begin

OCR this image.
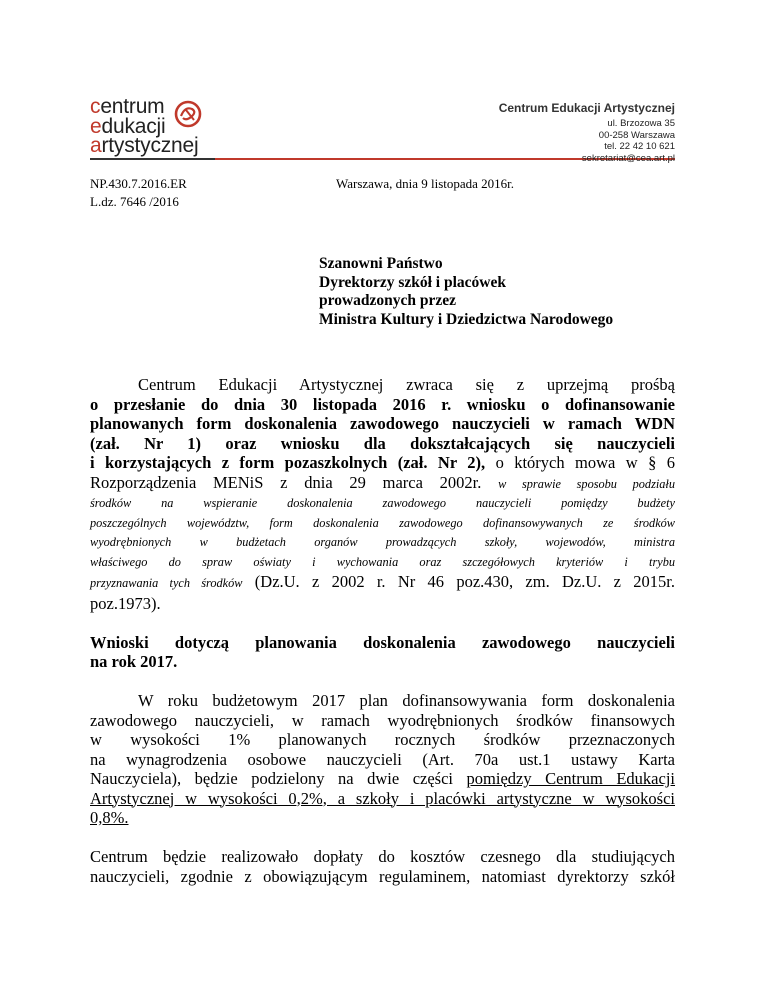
centrum
edukacji
artystycznej
Centrum Edukacji Artystycznej
ul. Brzozowa 35
00-258 Warszawa
tel. 22 42 10 621
sekretariat@cea.art.pl
NP.430.7.2016.ER
L.dz. 7646 /2016
Warszawa, dnia 9 listopada 2016r.
Szanowni Państwo
Dyrektorzy szkół i placówek
prowadzonych przez
Ministra Kultury i Dziedzictwa Narodowego
Centrum Edukacji Artystycznej zwraca się z uprzejmą prośbą
o przesłanie do dnia 30 listopada 2016 r. wniosku o dofinansowanie
planowanych form doskonalenia zawodowego nauczycieli w ramach WDN
(zał. Nr 1) oraz wniosku dla dokształcających się nauczycieli
i korzystających z form pozaszkolnych (zał. Nr 2), o których mowa w § 6
Rozporządzenia MENiS z dnia 29 marca 2002r. w sprawie sposobu podziału
środków na wspieranie doskonalenia zawodowego nauczycieli pomiędzy budżety
poszczególnych województw, form doskonalenia zawodowego dofinansowywanych ze środków
wyodrębnionych w budżetach organów prowadzących szkoły, wojewodów, ministra
właściwego do spraw oświaty i wychowania oraz szczegółowych kryteriów i trybu
przyznawania tych środków (Dz.U. z 2002 r. Nr 46 poz.430, zm. Dz.U. z 2015r.
poz.1973).
Wnioski dotyczą planowania doskonalenia zawodowego nauczycieli
na rok 2017.
W roku budżetowym 2017 plan dofinansowywania form doskonalenia
zawodowego nauczycieli, w ramach wyodrębnionych środków finansowych
w wysokości 1% planowanych rocznych środków przeznaczonych
na wynagrodzenia osobowe nauczycieli (Art. 70a ust.1 ustawy Karta
Nauczyciela), będzie podzielony na dwie części pomiędzy Centrum Edukacji
Artystycznej w wysokości 0,2%, a szkoły i placówki artystyczne w wysokości
0,8%.
Centrum będzie realizowało dopłaty do kosztów czesnego dla studiujących
nauczycieli, zgodnie z obowiązującym regulaminem, natomiast dyrektorzy szkół
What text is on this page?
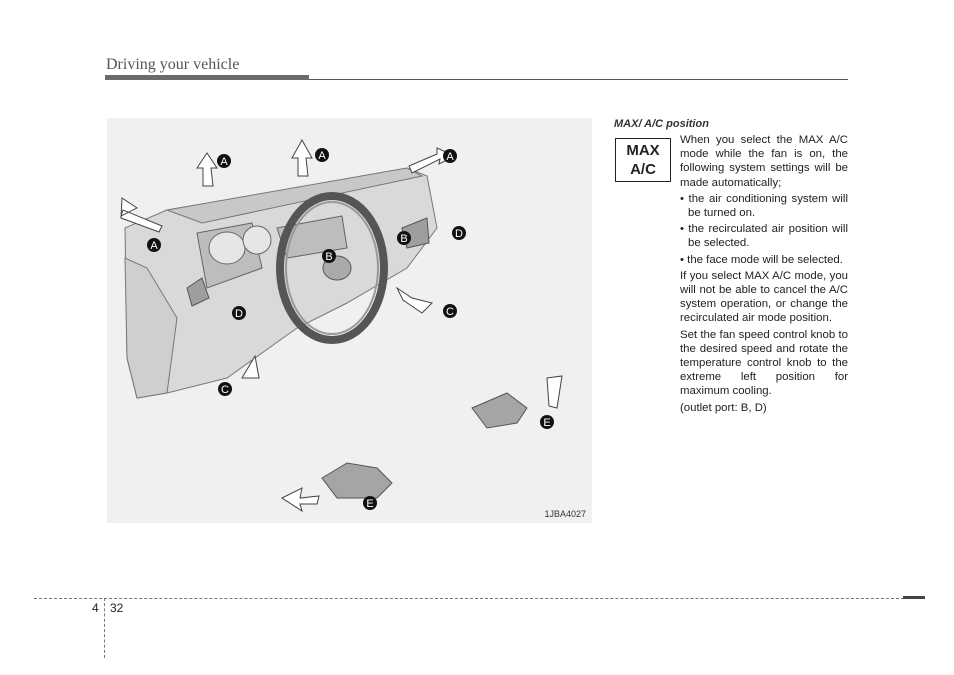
Driving your vehicle
A	A	A
A
B
B
D
D	C
C
E
E
1JBA4027
MAX/ A/C position
MAX
A/C

When you select the MAX A/C mode while the fan is on, the following system settings will be made automatically;

• the air conditioning system will be turned on.
• the recirculated air position will be selected.
• the face mode will be selected.

If you select MAX A/C mode, you will not be able to cancel the A/C system operation, or change the recirculated air mode position.

Set the fan speed control knob to the desired speed and rotate the temperature control knob to the extreme left position for maximum cooling.

(outlet port: B, D)

4 32
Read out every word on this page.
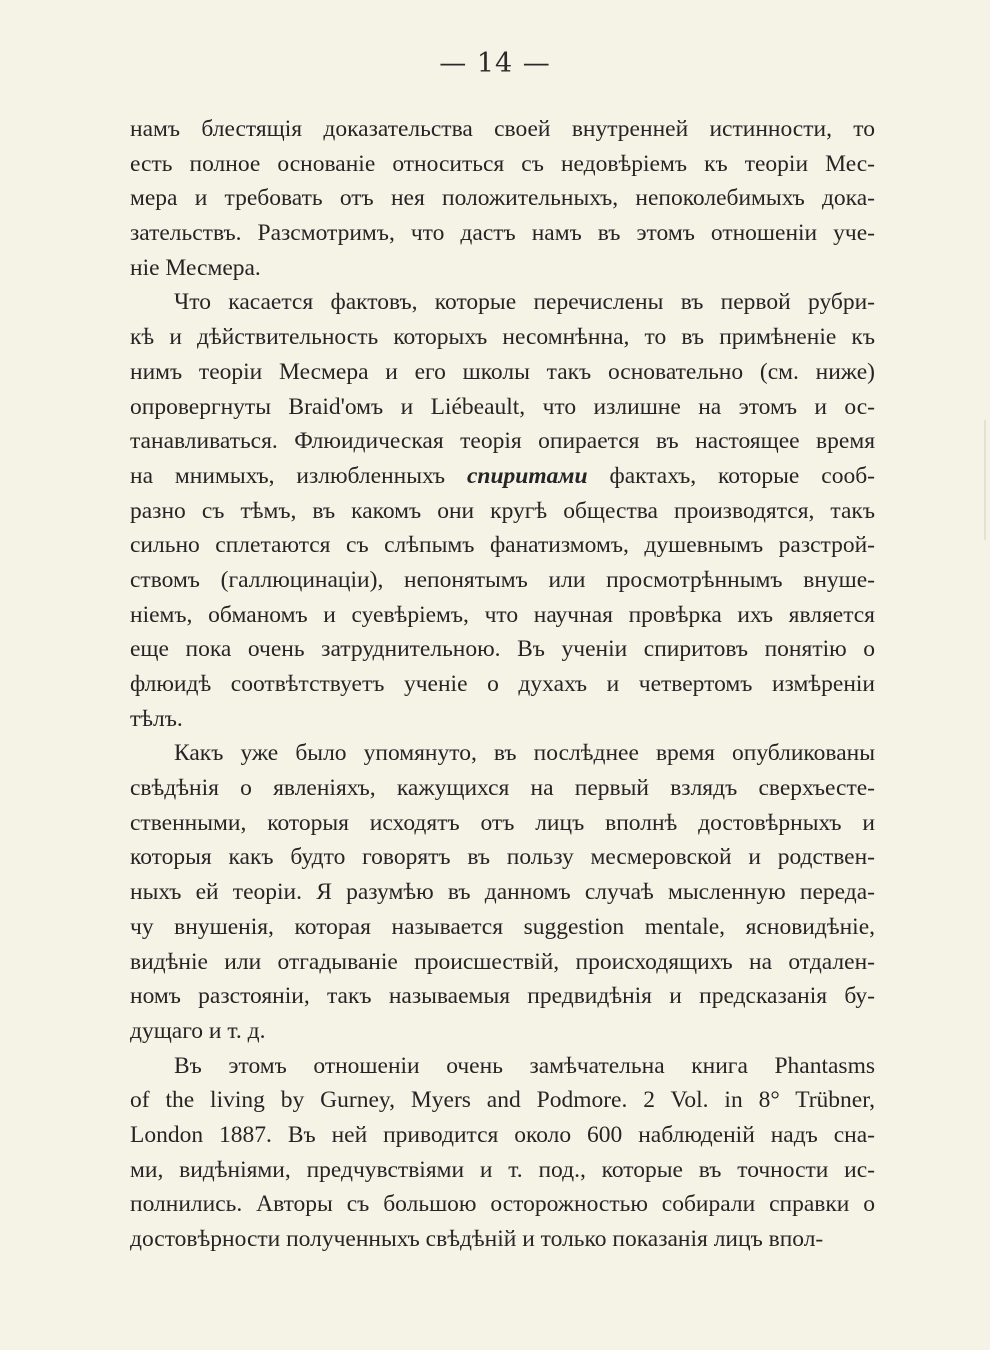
— 14 —
намъ блестящія доказательства своей внутренней истинности, то
есть полное основаніе относиться съ недовѣріемъ къ теоріи Мес-
мера и требовать отъ нея положительныхъ, непоколебимыхъ дока-
зательствъ. Разсмотримъ, что дастъ намъ въ этомъ отношеніи уче-
ніе Месмера.
Что касается фактовъ, которые перечислены въ первой рубри-
кѣ и дѣйствительность которыхъ несомнѣнна, то въ примѣненіе къ
нимъ теоріи Месмера и его школы такъ основательно (см. ниже)
опровергнуты Braid'омъ и Liébeault, что излишне на этомъ и ос-
танавливаться. Флюидическая теорія опирается въ настоящее время
на мнимыхъ, излюбленныхъ спиритами фактахъ, которые сооб-
разно съ тѣмъ, въ какомъ они кругѣ общества производятся, такъ
сильно сплетаются съ слѣпымъ фанатизмомъ, душевнымъ разстрой-
ствомъ (галлюцинаціи), непонятымъ или просмотрѣннымъ внуше-
ніемъ, обманомъ и суевѣріемъ, что научная провѣрка ихъ является
еще пока очень затруднительною. Въ ученіи спиритовъ понятію о
флюидѣ соотвѣтствуетъ ученіе о духахъ и четвертомъ измѣреніи
тѣлъ.
Какъ уже было упомянуто, въ послѣднее время опубликованы
свѣдѣнія о явленіяхъ, кажущихся на первый взлядъ сверхъесте-
ственными, которыя исходятъ отъ лицъ вполнѣ достовѣрныхъ и
которыя какъ будто говорятъ въ пользу месмеровской и родствен-
ныхъ ей теоріи. Я разумѣю въ данномъ случаѣ мысленную переда-
чу внушенія, которая называется suggestion mentale, ясновидѣніе,
видѣніе или отгадываніе происшествій, происходящихъ на отдален-
номъ разстояніи, такъ называемыя предвидѣнія и предсказанія бу-
дущаго и т. д.
Въ этомъ отношеніи очень замѣчательна книга Phantasms
of the living by Gurney, Myers and Podmore. 2 Vol. in 8° Trübner,
London 1887. Въ ней приводится около 600 наблюденій надъ сна-
ми, видѣніями, предчувствіями и т. под., которые въ точности ис-
полнились. Авторы съ большою осторожностью собирали справки о
достовѣрности полученныхъ свѣдѣній и только показанія лицъ впол-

end

● **Task instructions**:
Pull out the lines above in which the word "время" appears.

● **Complete response**:
танавливаться. Флюидическая теорія опирается въ настоящее время
Какъ уже было упомянуто, въ послѣднее время опубликованы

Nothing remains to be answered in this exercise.